### Problem
Lines containing the word "image" should be extracted in full.

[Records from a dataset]
========
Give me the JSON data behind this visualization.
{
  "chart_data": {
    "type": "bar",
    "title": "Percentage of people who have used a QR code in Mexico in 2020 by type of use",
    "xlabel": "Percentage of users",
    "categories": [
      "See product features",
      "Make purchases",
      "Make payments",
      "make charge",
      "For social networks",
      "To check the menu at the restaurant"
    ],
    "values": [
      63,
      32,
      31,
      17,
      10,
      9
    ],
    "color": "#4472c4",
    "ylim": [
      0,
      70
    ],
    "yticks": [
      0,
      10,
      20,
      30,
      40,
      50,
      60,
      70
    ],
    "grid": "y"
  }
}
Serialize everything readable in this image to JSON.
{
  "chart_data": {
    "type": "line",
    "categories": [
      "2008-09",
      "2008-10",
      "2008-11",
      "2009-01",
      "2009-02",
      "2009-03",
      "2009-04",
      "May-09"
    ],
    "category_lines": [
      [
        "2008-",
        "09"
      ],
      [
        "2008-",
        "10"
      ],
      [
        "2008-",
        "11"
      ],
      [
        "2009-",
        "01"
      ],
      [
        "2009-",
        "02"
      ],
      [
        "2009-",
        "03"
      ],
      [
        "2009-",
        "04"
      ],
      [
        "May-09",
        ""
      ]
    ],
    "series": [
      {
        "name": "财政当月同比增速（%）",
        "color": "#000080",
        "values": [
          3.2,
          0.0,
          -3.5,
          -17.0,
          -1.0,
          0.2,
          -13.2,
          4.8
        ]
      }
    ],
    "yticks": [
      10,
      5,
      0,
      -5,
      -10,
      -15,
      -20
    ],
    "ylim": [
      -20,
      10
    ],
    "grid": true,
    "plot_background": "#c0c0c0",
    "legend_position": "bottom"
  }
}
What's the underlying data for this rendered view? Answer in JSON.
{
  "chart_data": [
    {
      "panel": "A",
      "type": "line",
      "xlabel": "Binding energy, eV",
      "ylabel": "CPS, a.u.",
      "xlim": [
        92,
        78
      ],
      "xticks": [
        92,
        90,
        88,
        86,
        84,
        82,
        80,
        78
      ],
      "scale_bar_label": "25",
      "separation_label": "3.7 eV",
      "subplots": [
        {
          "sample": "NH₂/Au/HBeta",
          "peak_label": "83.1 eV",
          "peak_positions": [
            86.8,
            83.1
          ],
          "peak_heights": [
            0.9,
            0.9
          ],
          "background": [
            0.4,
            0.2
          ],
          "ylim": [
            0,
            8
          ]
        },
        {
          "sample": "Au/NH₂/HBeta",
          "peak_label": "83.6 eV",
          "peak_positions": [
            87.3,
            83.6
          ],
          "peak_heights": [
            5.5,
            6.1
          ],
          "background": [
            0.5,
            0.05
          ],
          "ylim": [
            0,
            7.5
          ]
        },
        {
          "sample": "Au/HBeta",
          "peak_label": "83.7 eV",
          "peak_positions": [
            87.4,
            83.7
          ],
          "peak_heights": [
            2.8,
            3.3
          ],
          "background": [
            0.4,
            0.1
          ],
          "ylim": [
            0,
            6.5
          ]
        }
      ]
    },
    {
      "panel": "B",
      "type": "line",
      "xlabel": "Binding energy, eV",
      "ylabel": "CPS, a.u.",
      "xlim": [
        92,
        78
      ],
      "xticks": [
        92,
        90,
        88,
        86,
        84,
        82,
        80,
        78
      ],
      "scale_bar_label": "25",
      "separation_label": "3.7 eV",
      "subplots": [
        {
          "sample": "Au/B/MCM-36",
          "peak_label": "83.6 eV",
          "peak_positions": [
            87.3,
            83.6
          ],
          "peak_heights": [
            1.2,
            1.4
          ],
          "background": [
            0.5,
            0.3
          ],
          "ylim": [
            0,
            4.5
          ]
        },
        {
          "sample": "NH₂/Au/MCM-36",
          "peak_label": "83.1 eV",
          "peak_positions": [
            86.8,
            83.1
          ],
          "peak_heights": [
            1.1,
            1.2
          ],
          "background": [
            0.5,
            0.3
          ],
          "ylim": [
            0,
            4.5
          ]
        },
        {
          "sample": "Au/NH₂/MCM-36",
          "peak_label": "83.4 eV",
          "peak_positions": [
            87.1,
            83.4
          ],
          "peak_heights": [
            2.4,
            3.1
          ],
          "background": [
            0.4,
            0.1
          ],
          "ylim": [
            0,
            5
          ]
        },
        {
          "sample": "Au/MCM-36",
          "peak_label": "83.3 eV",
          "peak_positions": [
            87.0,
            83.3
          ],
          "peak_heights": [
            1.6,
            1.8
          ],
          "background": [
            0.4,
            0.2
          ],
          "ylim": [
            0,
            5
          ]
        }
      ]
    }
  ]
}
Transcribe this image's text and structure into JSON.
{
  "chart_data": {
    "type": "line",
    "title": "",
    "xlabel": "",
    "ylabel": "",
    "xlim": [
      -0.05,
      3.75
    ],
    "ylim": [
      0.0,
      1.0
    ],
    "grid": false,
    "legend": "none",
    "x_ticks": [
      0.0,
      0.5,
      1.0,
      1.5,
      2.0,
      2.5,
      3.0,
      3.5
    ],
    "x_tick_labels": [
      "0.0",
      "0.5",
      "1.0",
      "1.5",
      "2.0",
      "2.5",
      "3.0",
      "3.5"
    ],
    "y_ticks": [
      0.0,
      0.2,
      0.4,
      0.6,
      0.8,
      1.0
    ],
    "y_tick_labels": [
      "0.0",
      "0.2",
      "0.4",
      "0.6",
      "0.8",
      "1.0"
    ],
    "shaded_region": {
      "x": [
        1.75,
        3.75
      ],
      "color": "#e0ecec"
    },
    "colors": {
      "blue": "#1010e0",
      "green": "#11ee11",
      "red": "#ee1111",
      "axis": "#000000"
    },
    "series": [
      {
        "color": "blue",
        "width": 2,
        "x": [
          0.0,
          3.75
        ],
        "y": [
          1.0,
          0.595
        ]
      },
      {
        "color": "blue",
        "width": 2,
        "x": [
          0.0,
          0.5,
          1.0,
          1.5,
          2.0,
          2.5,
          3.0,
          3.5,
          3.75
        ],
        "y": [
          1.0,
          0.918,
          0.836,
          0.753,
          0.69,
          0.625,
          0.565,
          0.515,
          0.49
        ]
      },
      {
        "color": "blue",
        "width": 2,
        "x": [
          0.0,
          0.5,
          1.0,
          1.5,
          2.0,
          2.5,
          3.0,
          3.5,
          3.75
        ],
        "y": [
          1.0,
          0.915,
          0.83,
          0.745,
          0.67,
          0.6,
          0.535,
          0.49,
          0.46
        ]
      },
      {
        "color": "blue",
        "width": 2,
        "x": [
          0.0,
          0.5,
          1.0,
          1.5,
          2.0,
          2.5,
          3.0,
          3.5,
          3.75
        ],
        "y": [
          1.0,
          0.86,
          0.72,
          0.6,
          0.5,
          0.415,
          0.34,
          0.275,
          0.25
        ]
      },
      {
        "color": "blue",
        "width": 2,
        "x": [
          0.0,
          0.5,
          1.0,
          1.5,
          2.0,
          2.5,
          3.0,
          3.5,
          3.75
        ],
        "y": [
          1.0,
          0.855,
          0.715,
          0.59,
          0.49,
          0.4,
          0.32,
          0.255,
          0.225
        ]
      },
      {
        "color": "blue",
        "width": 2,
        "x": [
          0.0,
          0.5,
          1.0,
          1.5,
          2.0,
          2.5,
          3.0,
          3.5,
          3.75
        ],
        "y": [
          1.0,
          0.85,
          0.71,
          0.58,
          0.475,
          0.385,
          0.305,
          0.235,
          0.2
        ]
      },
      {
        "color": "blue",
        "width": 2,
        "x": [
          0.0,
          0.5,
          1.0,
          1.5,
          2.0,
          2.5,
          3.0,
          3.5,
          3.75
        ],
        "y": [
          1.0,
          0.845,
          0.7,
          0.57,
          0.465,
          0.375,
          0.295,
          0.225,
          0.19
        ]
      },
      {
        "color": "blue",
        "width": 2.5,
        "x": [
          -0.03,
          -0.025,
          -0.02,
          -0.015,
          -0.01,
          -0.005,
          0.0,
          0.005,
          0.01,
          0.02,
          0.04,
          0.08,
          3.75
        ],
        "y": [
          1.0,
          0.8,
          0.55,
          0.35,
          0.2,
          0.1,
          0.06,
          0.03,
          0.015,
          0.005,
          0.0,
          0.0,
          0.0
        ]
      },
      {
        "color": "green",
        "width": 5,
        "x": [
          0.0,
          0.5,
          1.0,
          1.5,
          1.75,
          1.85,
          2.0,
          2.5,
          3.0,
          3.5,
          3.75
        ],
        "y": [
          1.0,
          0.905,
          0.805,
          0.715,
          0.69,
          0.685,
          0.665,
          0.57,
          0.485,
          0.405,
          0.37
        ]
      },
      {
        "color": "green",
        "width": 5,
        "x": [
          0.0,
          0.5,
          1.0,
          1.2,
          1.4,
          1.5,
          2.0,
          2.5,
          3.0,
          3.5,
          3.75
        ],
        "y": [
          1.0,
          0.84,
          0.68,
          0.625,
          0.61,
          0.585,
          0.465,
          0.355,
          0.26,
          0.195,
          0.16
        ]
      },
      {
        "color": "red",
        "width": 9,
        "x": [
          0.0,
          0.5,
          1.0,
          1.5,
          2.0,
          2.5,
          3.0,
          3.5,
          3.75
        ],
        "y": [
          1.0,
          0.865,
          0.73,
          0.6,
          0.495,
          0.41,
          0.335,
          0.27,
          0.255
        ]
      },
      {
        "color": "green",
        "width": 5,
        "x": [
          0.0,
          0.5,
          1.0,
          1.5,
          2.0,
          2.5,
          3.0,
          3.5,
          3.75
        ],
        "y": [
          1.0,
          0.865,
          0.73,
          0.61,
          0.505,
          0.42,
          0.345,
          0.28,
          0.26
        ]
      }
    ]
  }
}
========
### Complete output
Serialize everything readable in this image to JSON.
Transcribe this image's text and structure into JSON.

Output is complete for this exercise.